— START OF Data for the task —

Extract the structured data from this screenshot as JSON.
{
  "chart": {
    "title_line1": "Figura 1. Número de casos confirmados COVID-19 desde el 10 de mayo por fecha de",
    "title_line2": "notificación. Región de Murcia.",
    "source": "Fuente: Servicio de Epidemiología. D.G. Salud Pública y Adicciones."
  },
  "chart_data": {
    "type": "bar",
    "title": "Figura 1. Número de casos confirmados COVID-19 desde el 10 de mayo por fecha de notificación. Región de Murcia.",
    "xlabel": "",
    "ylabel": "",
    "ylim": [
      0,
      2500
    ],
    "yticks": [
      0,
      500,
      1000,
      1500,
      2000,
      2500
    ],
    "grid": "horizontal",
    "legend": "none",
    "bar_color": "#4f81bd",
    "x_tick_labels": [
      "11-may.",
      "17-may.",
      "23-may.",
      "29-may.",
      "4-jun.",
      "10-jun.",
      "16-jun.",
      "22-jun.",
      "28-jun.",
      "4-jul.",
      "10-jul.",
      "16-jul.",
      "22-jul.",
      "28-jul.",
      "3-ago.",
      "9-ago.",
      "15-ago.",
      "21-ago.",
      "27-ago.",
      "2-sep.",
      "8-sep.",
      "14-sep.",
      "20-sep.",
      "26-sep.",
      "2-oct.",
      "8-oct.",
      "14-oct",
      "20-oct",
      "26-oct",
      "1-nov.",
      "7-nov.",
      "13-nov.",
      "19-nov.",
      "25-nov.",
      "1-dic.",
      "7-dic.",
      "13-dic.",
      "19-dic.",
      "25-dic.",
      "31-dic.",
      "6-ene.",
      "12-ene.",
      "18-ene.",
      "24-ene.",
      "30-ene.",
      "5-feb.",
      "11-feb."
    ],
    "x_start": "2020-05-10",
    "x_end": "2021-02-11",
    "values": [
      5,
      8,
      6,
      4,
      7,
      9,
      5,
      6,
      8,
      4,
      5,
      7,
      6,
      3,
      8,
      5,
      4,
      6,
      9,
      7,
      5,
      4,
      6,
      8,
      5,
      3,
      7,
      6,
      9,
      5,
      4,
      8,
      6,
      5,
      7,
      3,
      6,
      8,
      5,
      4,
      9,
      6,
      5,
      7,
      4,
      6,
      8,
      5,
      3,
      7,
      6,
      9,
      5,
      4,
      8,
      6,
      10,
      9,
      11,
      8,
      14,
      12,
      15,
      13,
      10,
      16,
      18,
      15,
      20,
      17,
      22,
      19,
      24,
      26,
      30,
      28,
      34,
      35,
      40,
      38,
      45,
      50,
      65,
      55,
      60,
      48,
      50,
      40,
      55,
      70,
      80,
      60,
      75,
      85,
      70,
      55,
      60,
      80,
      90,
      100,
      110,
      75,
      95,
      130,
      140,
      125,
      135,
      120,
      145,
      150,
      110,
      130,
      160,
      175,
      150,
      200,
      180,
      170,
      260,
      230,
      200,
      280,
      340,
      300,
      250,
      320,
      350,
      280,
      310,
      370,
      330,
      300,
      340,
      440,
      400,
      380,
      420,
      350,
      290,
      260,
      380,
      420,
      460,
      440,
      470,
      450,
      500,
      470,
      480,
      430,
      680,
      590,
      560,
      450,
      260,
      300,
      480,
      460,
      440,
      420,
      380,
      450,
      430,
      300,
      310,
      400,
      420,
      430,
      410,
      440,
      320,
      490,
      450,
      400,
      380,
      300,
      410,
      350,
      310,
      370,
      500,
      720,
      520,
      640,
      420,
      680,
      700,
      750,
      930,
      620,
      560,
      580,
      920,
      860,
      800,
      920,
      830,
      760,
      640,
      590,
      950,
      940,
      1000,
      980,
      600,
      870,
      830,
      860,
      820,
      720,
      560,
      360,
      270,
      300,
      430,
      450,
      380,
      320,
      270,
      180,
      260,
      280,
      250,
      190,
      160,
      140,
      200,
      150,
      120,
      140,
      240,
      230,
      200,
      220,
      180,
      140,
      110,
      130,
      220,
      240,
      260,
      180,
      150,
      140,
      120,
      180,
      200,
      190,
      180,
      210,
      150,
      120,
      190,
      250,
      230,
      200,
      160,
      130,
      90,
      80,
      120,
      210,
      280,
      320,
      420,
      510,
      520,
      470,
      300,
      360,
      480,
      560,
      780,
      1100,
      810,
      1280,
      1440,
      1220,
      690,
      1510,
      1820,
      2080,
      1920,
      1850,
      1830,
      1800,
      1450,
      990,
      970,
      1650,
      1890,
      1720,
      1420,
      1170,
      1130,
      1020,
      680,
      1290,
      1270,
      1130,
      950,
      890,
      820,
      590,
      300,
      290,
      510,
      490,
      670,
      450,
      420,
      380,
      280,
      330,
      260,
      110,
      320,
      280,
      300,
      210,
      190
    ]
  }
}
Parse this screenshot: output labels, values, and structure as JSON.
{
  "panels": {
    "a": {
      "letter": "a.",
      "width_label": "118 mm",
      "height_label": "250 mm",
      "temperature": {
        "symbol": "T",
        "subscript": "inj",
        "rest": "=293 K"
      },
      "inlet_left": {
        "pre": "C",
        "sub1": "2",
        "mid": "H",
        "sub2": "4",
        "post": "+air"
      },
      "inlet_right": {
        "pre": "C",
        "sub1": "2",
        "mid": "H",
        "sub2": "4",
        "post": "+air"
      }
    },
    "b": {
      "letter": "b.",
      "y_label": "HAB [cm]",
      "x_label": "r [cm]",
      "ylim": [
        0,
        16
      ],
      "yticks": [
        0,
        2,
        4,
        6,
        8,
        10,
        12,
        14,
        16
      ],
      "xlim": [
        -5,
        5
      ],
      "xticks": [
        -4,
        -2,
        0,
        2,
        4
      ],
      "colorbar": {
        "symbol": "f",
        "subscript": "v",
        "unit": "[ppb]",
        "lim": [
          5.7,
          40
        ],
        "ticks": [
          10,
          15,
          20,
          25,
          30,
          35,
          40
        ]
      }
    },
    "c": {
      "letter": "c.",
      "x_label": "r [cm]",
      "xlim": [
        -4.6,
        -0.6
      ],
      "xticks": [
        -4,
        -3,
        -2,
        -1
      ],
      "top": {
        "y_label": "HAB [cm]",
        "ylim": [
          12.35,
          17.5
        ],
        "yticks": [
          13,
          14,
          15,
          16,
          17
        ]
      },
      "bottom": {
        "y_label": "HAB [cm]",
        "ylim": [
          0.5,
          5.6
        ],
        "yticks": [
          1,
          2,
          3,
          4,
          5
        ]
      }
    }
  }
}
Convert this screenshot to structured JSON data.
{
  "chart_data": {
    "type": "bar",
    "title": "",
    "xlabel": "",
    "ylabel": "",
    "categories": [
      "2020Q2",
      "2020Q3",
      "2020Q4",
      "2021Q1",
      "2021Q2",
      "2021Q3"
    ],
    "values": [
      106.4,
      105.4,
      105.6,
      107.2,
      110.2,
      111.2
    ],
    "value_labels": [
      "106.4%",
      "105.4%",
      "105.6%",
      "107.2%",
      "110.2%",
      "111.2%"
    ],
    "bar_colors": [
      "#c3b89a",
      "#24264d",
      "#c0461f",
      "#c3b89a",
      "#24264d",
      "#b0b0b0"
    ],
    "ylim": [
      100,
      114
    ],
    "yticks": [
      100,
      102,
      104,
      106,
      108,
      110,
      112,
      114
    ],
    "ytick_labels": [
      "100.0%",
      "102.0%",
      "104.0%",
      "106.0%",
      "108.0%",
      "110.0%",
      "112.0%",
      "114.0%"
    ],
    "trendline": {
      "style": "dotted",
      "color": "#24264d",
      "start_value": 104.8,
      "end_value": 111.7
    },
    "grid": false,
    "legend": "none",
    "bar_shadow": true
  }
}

— END OF Data for the task —

§ **What this task involves**: Please restate the data word for word, every record included.

§ **Solved problem**:
Extract the structured data from this screenshot as JSON.
{
  "chart": {
    "title_line1": "Figura 1. Número de casos confirmados COVID-19 desde el 10 de mayo por fecha de",
    "title_line2": "notificación. Región de Murcia.",
    "source": "Fuente: Servicio de Epidemiología. D.G. Salud Pública y Adicciones."
  },
  "chart_data": {
    "type": "bar",
    "title": "Figura 1. Número de casos confirmados COVID-19 desde el 10 de mayo por fecha de notificación. Región de Murcia.",
    "xlabel": "",
    "ylabel": "",
    "ylim": [
      0,
      2500
    ],
    "yticks": [
      0,
      500,
      1000,
      1500,
      2000,
      2500
    ],
    "grid": "horizontal",
    "legend": "none",
    "bar_color": "#4f81bd",
    "x_tick_labels": [
      "11-may.",
      "17-may.",
      "23-may.",
      "29-may.",
      "4-jun.",
      "10-jun.",
      "16-jun.",
      "22-jun.",
      "28-jun.",
      "4-jul.",
      "10-jul.",
      "16-jul.",
      "22-jul.",
      "28-jul.",
      "3-ago.",
      "9-ago.",
      "15-ago.",
      "21-ago.",
      "27-ago.",
      "2-sep.",
      "8-sep.",
      "14-sep.",
      "20-sep.",
      "26-sep.",
      "2-oct.",
      "8-oct.",
      "14-oct",
      "20-oct",
      "26-oct",
      "1-nov.",
      "7-nov.",
      "13-nov.",
      "19-nov.",
      "25-nov.",
      "1-dic.",
      "7-dic.",
      "13-dic.",
      "19-dic.",
      "25-dic.",
      "31-dic.",
      "6-ene.",
      "12-ene.",
      "18-ene.",
      "24-ene.",
      "30-ene.",
      "5-feb.",
      "11-feb."
    ],
    "x_start": "2020-05-10",
    "x_end": "2021-02-11",
    "values": [
      5,
      8,
      6,
      4,
      7,
      9,
      5,
      6,
      8,
      4,
      5,
      7,
      6,
      3,
      8,
      5,
      4,
      6,
      9,
      7,
      5,
      4,
      6,
      8,
      5,
      3,
      7,
      6,
      9,
      5,
      4,
      8,
      6,
      5,
      7,
      3,
      6,
      8,
      5,
      4,
      9,
      6,
      5,
      7,
      4,
      6,
      8,
      5,
      3,
      7,
      6,
      9,
      5,
      4,
      8,
      6,
      10,
      9,
      11,
      8,
      14,
      12,
      15,
      13,
      10,
      16,
      18,
      15,
      20,
      17,
      22,
      19,
      24,
      26,
      30,
      28,
      34,
      35,
      40,
      38,
      45,
      50,
      65,
      55,
      60,
      48,
      50,
      40,
      55,
      70,
      80,
      60,
      75,
      85,
      70,
      55,
      60,
      80,
      90,
      100,
      110,
      75,
      95,
      130,
      140,
      125,
      135,
      120,
      145,
      150,
      110,
      130,
      160,
      175,
      150,
      200,
      180,
      170,
      260,
      230,
      200,
      280,
      340,
      300,
      250,
      320,
      350,
      280,
      310,
      370,
      330,
      300,
      340,
      440,
      400,
      380,
      420,
      350,
      290,
      260,
      380,
      420,
      460,
      440,
      470,
      450,
      500,
      470,
      480,
      430,
      680,
      590,
      560,
      450,
      260,
      300,
      480,
      460,
      440,
      420,
      380,
      450,
      430,
      300,
      310,
      400,
      420,
      430,
      410,
      440,
      320,
      490,
      450,
      400,
      380,
      300,
      410,
      350,
      310,
      370,
      500,
      720,
      520,
      640,
      420,
      680,
      700,
      750,
      930,
      620,
      560,
      580,
      920,
      860,
      800,
      920,
      830,
      760,
      640,
      590,
      950,
      940,
      1000,
      980,
      600,
      870,
      830,
      860,
      820,
      720,
      560,
      360,
      270,
      300,
      430,
      450,
      380,
      320,
      270,
      180,
      260,
      280,
      250,
      190,
      160,
      140,
      200,
      150,
      120,
      140,
      240,
      230,
      200,
      220,
      180,
      140,
      110,
      130,
      220,
      240,
      260,
      180,
      150,
      140,
      120,
      180,
      200,
      190,
      180,
      210,
      150,
      120,
      190,
      250,
      230,
      200,
      160,
      130,
      90,
      80,
      120,
      210,
      280,
      320,
      420,
      510,
      520,
      470,
      300,
      360,
      480,
      560,
      780,
      1100,
      810,
      1280,
      1440,
      1220,
      690,
      1510,
      1820,
      2080,
      1920,
      1850,
      1830,
      1800,
      1450,
      990,
      970,
      1650,
      1890,
      1720,
      1420,
      1170,
      1130,
      1020,
      680,
      1290,
      1270,
      1130,
      950,
      890,
      820,
      590,
      300,
      290,
      510,
      490,
      670,
      450,
      420,
      380,
      280,
      330,
      260,
      110,
      320,
      280,
      300,
      210,
      190
    ]
  }
}
Parse this screenshot: output labels, values, and structure as JSON.
{
  "panels": {
    "a": {
      "letter": "a.",
      "width_label": "118 mm",
      "height_label": "250 mm",
      "temperature": {
        "symbol": "T",
        "subscript": "inj",
        "rest": "=293 K"
      },
      "inlet_left": {
        "pre": "C",
        "sub1": "2",
        "mid": "H",
        "sub2": "4",
        "post": "+air"
      },
      "inlet_right": {
        "pre": "C",
        "sub1": "2",
        "mid": "H",
        "sub2": "4",
        "post": "+air"
      }
    },
    "b": {
      "letter": "b.",
      "y_label": "HAB [cm]",
      "x_label": "r [cm]",
      "ylim": [
        0,
        16
      ],
      "yticks": [
        0,
        2,
        4,
        6,
        8,
        10,
        12,
        14,
        16
      ],
      "xlim": [
        -5,
        5
      ],
      "xticks": [
        -4,
        -2,
        0,
        2,
        4
      ],
      "colorbar": {
        "symbol": "f",
        "subscript": "v",
        "unit": "[ppb]",
        "lim": [
          5.7,
          40
        ],
        "ticks": [
          10,
          15,
          20,
          25,
          30,
          35,
          40
        ]
      }
    },
    "c": {
      "letter": "c.",
      "x_label": "r [cm]",
      "xlim": [
        -4.6,
        -0.6
      ],
      "xticks": [
        -4,
        -3,
        -2,
        -1
      ],
      "top": {
        "y_label": "HAB [cm]",
        "ylim": [
          12.35,
          17.5
        ],
        "yticks": [
          13,
          14,
          15,
          16,
          17
        ]
      },
      "bottom": {
        "y_label": "HAB [cm]",
        "ylim": [
          0.5,
          5.6
        ],
        "yticks": [
          1,
          2,
          3,
          4,
          5
        ]
      }
    }
  }
}
Convert this screenshot to structured JSON data.
{
  "chart_data": {
    "type": "bar",
    "title": "",
    "xlabel": "",
    "ylabel": "",
    "categories": [
      "2020Q2",
      "2020Q3",
      "2020Q4",
      "2021Q1",
      "2021Q2",
      "2021Q3"
    ],
    "values": [
      106.4,
      105.4,
      105.6,
      107.2,
      110.2,
      111.2
    ],
    "value_labels": [
      "106.4%",
      "105.4%",
      "105.6%",
      "107.2%",
      "110.2%",
      "111.2%"
    ],
    "bar_colors": [
      "#c3b89a",
      "#24264d",
      "#c0461f",
      "#c3b89a",
      "#24264d",
      "#b0b0b0"
    ],
    "ylim": [
      100,
      114
    ],
    "yticks": [
      100,
      102,
      104,
      106,
      108,
      110,
      112,
      114
    ],
    "ytick_labels": [
      "100.0%",
      "102.0%",
      "104.0%",
      "106.0%",
      "108.0%",
      "110.0%",
      "112.0%",
      "114.0%"
    ],
    "trendline": {
      "style": "dotted",
      "color": "#24264d",
      "start_value": 104.8,
      "end_value": 111.7
    },
    "grid": false,
    "legend": "none",
    "bar_shadow": true
  }
}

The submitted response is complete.